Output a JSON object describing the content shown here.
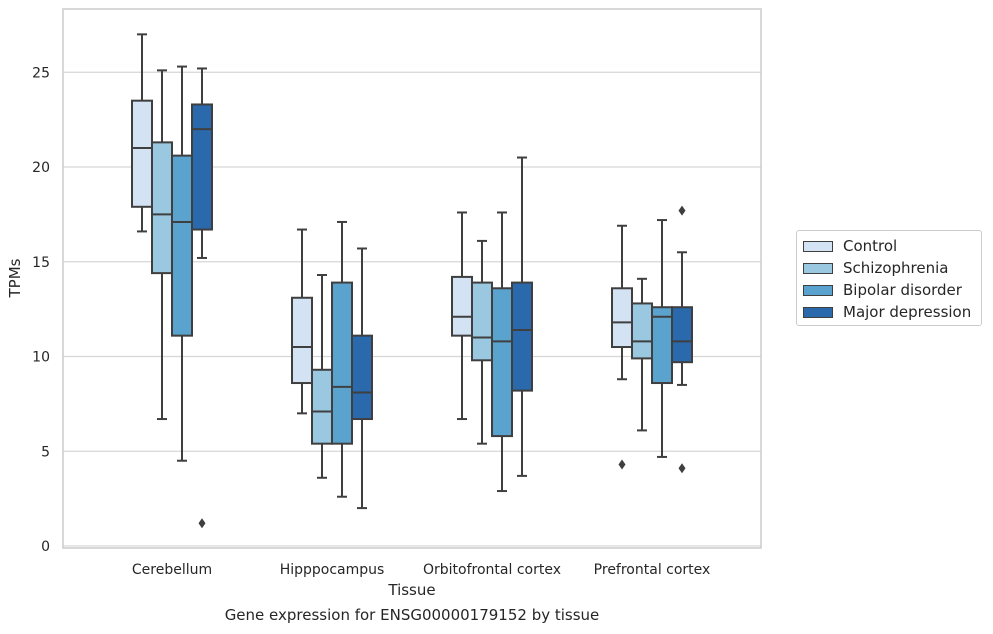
{
  "chart_data": {
    "type": "box",
    "title": "",
    "xlabel": "Tissue",
    "ylabel": "TPMs",
    "caption": "Gene expression for ENSG00000179152 by tissue",
    "ylim": [
      0,
      28
    ],
    "yticks": [
      0,
      5,
      10,
      15,
      20,
      25
    ],
    "grid": "horizontal",
    "legend_position": "right",
    "categories": [
      "Cerebellum",
      "Hipppocampus",
      "Orbitofrontal cortex",
      "Prefrontal cortex"
    ],
    "series": [
      {
        "name": "Control",
        "color": "#d3e3f3",
        "boxes": [
          {
            "whislo": 16.6,
            "q1": 17.9,
            "med": 21.0,
            "q3": 23.5,
            "whishi": 27.0,
            "fliers": []
          },
          {
            "whislo": 7.0,
            "q1": 8.6,
            "med": 10.5,
            "q3": 13.1,
            "whishi": 16.7,
            "fliers": []
          },
          {
            "whislo": 6.7,
            "q1": 11.1,
            "med": 12.1,
            "q3": 14.2,
            "whishi": 17.6,
            "fliers": []
          },
          {
            "whislo": 8.8,
            "q1": 10.5,
            "med": 11.8,
            "q3": 13.6,
            "whishi": 16.9,
            "fliers": [
              4.3
            ]
          }
        ]
      },
      {
        "name": "Schizophrenia",
        "color": "#9ac8e0",
        "boxes": [
          {
            "whislo": 6.7,
            "q1": 14.4,
            "med": 17.5,
            "q3": 21.3,
            "whishi": 25.1,
            "fliers": []
          },
          {
            "whislo": 3.6,
            "q1": 5.4,
            "med": 7.1,
            "q3": 9.3,
            "whishi": 14.3,
            "fliers": []
          },
          {
            "whislo": 5.4,
            "q1": 9.8,
            "med": 11.0,
            "q3": 13.9,
            "whishi": 16.1,
            "fliers": []
          },
          {
            "whislo": 6.1,
            "q1": 9.9,
            "med": 10.8,
            "q3": 12.8,
            "whishi": 14.1,
            "fliers": []
          }
        ]
      },
      {
        "name": "Bipolar disorder",
        "color": "#5ba3cf",
        "boxes": [
          {
            "whislo": 4.5,
            "q1": 11.1,
            "med": 17.1,
            "q3": 20.6,
            "whishi": 25.3,
            "fliers": []
          },
          {
            "whislo": 2.6,
            "q1": 5.4,
            "med": 8.4,
            "q3": 13.9,
            "whishi": 17.1,
            "fliers": []
          },
          {
            "whislo": 2.9,
            "q1": 5.8,
            "med": 10.8,
            "q3": 13.6,
            "whishi": 17.6,
            "fliers": []
          },
          {
            "whislo": 4.7,
            "q1": 8.6,
            "med": 12.1,
            "q3": 12.6,
            "whishi": 17.2,
            "fliers": []
          }
        ]
      },
      {
        "name": "Major depression",
        "color": "#2a69ac",
        "boxes": [
          {
            "whislo": 15.2,
            "q1": 16.7,
            "med": 22.0,
            "q3": 23.3,
            "whishi": 25.2,
            "fliers": [
              1.2
            ]
          },
          {
            "whislo": 2.0,
            "q1": 6.7,
            "med": 8.1,
            "q3": 11.1,
            "whishi": 15.7,
            "fliers": []
          },
          {
            "whislo": 3.7,
            "q1": 8.2,
            "med": 11.4,
            "q3": 13.9,
            "whishi": 20.5,
            "fliers": []
          },
          {
            "whislo": 8.5,
            "q1": 9.7,
            "med": 10.8,
            "q3": 12.6,
            "whishi": 15.5,
            "fliers": [
              4.1,
              17.7
            ]
          }
        ]
      }
    ]
  }
}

__GIVEN TASK__. Output every entry exactly as given; pictures are not part of the copy.

__EXPECTED OUTPUT__.
Output a JSON object describing the content shown here.
{
  "chart_data": {
    "type": "box",
    "title": "",
    "xlabel": "Tissue",
    "ylabel": "TPMs",
    "caption": "Gene expression for ENSG00000179152 by tissue",
    "ylim": [
      0,
      28
    ],
    "yticks": [
      0,
      5,
      10,
      15,
      20,
      25
    ],
    "grid": "horizontal",
    "legend_position": "right",
    "categories": [
      "Cerebellum",
      "Hipppocampus",
      "Orbitofrontal cortex",
      "Prefrontal cortex"
    ],
    "series": [
      {
        "name": "Control",
        "color": "#d3e3f3",
        "boxes": [
          {
            "whislo": 16.6,
            "q1": 17.9,
            "med": 21.0,
            "q3": 23.5,
            "whishi": 27.0,
            "fliers": []
          },
          {
            "whislo": 7.0,
            "q1": 8.6,
            "med": 10.5,
            "q3": 13.1,
            "whishi": 16.7,
            "fliers": []
          },
          {
            "whislo": 6.7,
            "q1": 11.1,
            "med": 12.1,
            "q3": 14.2,
            "whishi": 17.6,
            "fliers": []
          },
          {
            "whislo": 8.8,
            "q1": 10.5,
            "med": 11.8,
            "q3": 13.6,
            "whishi": 16.9,
            "fliers": [
              4.3
            ]
          }
        ]
      },
      {
        "name": "Schizophrenia",
        "color": "#9ac8e0",
        "boxes": [
          {
            "whislo": 6.7,
            "q1": 14.4,
            "med": 17.5,
            "q3": 21.3,
            "whishi": 25.1,
            "fliers": []
          },
          {
            "whislo": 3.6,
            "q1": 5.4,
            "med": 7.1,
            "q3": 9.3,
            "whishi": 14.3,
            "fliers": []
          },
          {
            "whislo": 5.4,
            "q1": 9.8,
            "med": 11.0,
            "q3": 13.9,
            "whishi": 16.1,
            "fliers": []
          },
          {
            "whislo": 6.1,
            "q1": 9.9,
            "med": 10.8,
            "q3": 12.8,
            "whishi": 14.1,
            "fliers": []
          }
        ]
      },
      {
        "name": "Bipolar disorder",
        "color": "#5ba3cf",
        "boxes": [
          {
            "whislo": 4.5,
            "q1": 11.1,
            "med": 17.1,
            "q3": 20.6,
            "whishi": 25.3,
            "fliers": []
          },
          {
            "whislo": 2.6,
            "q1": 5.4,
            "med": 8.4,
            "q3": 13.9,
            "whishi": 17.1,
            "fliers": []
          },
          {
            "whislo": 2.9,
            "q1": 5.8,
            "med": 10.8,
            "q3": 13.6,
            "whishi": 17.6,
            "fliers": []
          },
          {
            "whislo": 4.7,
            "q1": 8.6,
            "med": 12.1,
            "q3": 12.6,
            "whishi": 17.2,
            "fliers": []
          }
        ]
      },
      {
        "name": "Major depression",
        "color": "#2a69ac",
        "boxes": [
          {
            "whislo": 15.2,
            "q1": 16.7,
            "med": 22.0,
            "q3": 23.3,
            "whishi": 25.2,
            "fliers": [
              1.2
            ]
          },
          {
            "whislo": 2.0,
            "q1": 6.7,
            "med": 8.1,
            "q3": 11.1,
            "whishi": 15.7,
            "fliers": []
          },
          {
            "whislo": 3.7,
            "q1": 8.2,
            "med": 11.4,
            "q3": 13.9,
            "whishi": 20.5,
            "fliers": []
          },
          {
            "whislo": 8.5,
            "q1": 9.7,
            "med": 10.8,
            "q3": 12.6,
            "whishi": 15.5,
            "fliers": [
              4.1,
              17.7
            ]
          }
        ]
      }
    ]
  }
}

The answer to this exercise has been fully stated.